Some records
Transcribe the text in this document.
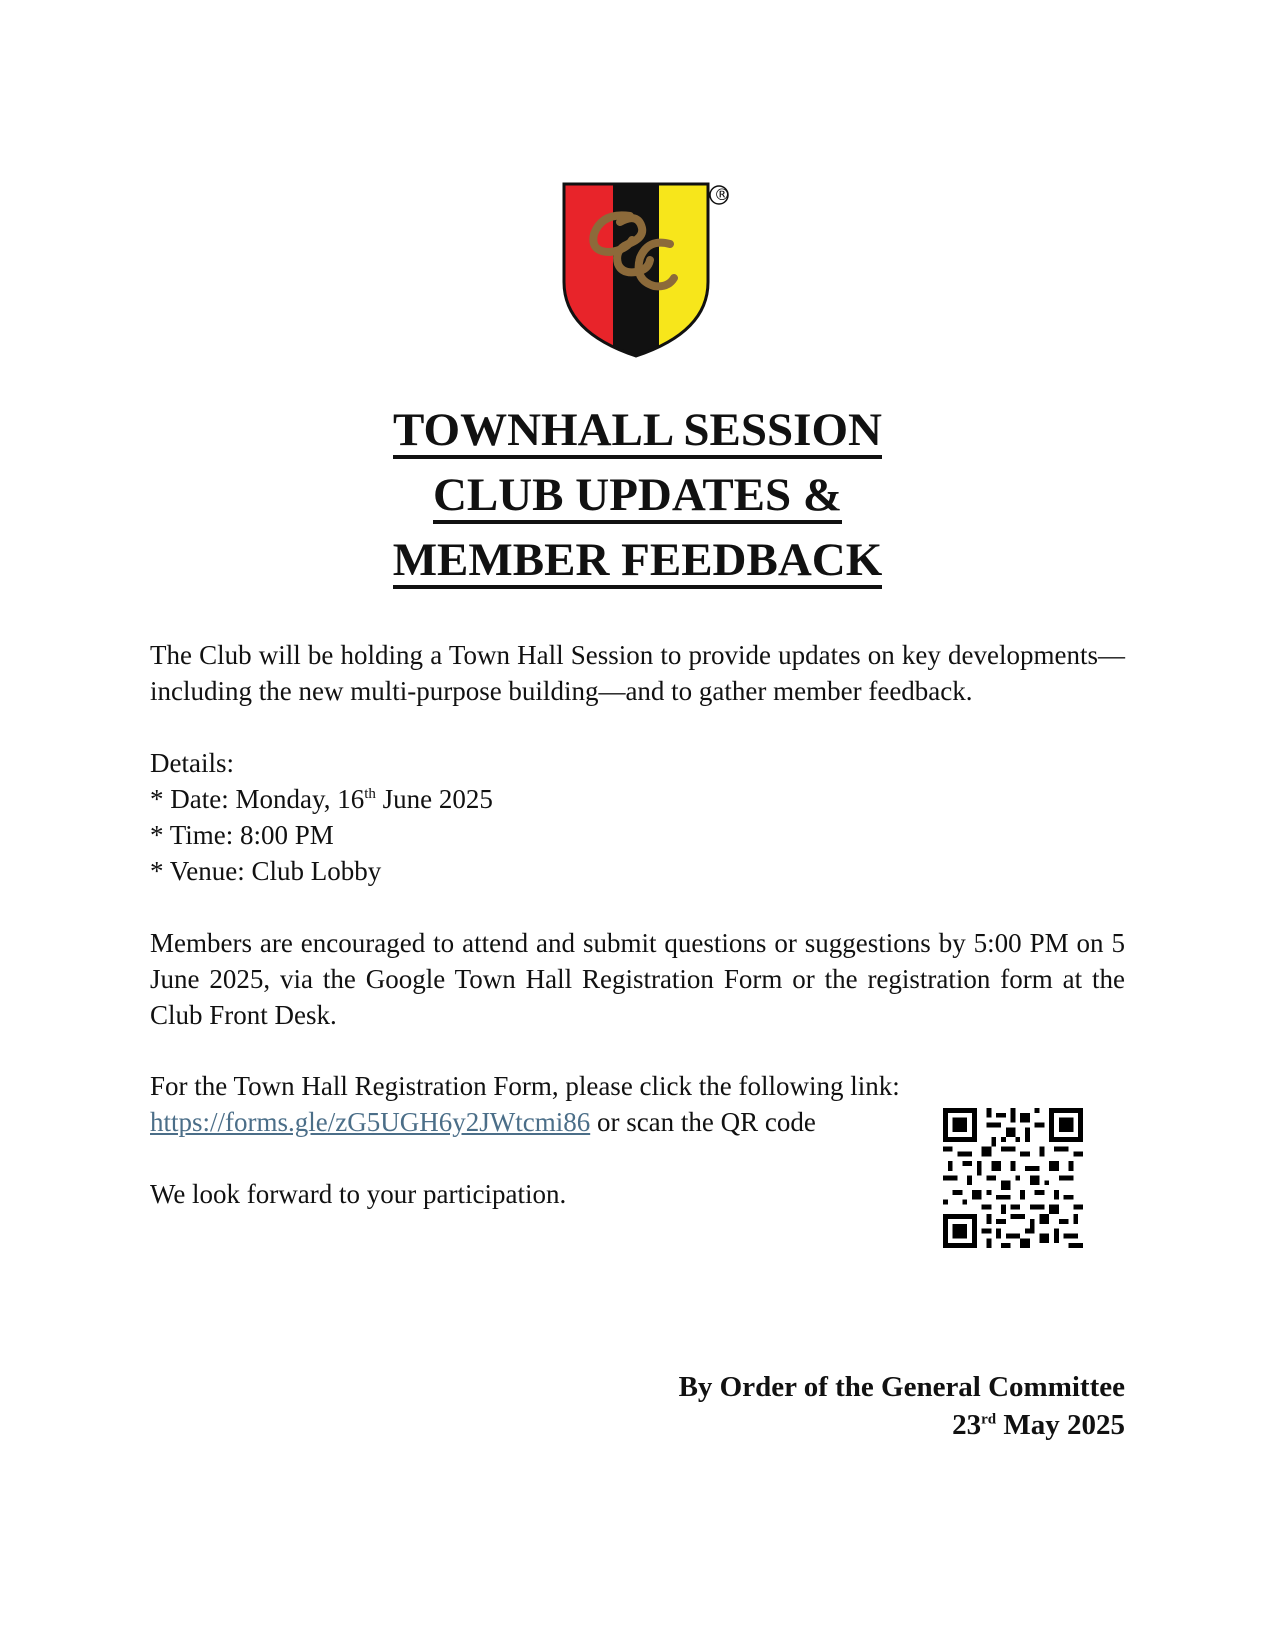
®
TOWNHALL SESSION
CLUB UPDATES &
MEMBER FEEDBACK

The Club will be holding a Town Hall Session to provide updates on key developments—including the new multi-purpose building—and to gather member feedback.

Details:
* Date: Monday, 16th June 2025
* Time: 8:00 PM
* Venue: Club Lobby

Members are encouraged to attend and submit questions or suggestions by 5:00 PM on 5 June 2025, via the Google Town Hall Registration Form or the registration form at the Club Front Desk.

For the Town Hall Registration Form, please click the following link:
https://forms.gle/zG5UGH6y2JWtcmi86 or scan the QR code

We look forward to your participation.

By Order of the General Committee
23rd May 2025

▶ _Objective_
Count each line where the string "Registration" occurs, and write only the number.

▶ _Answer for the task_
2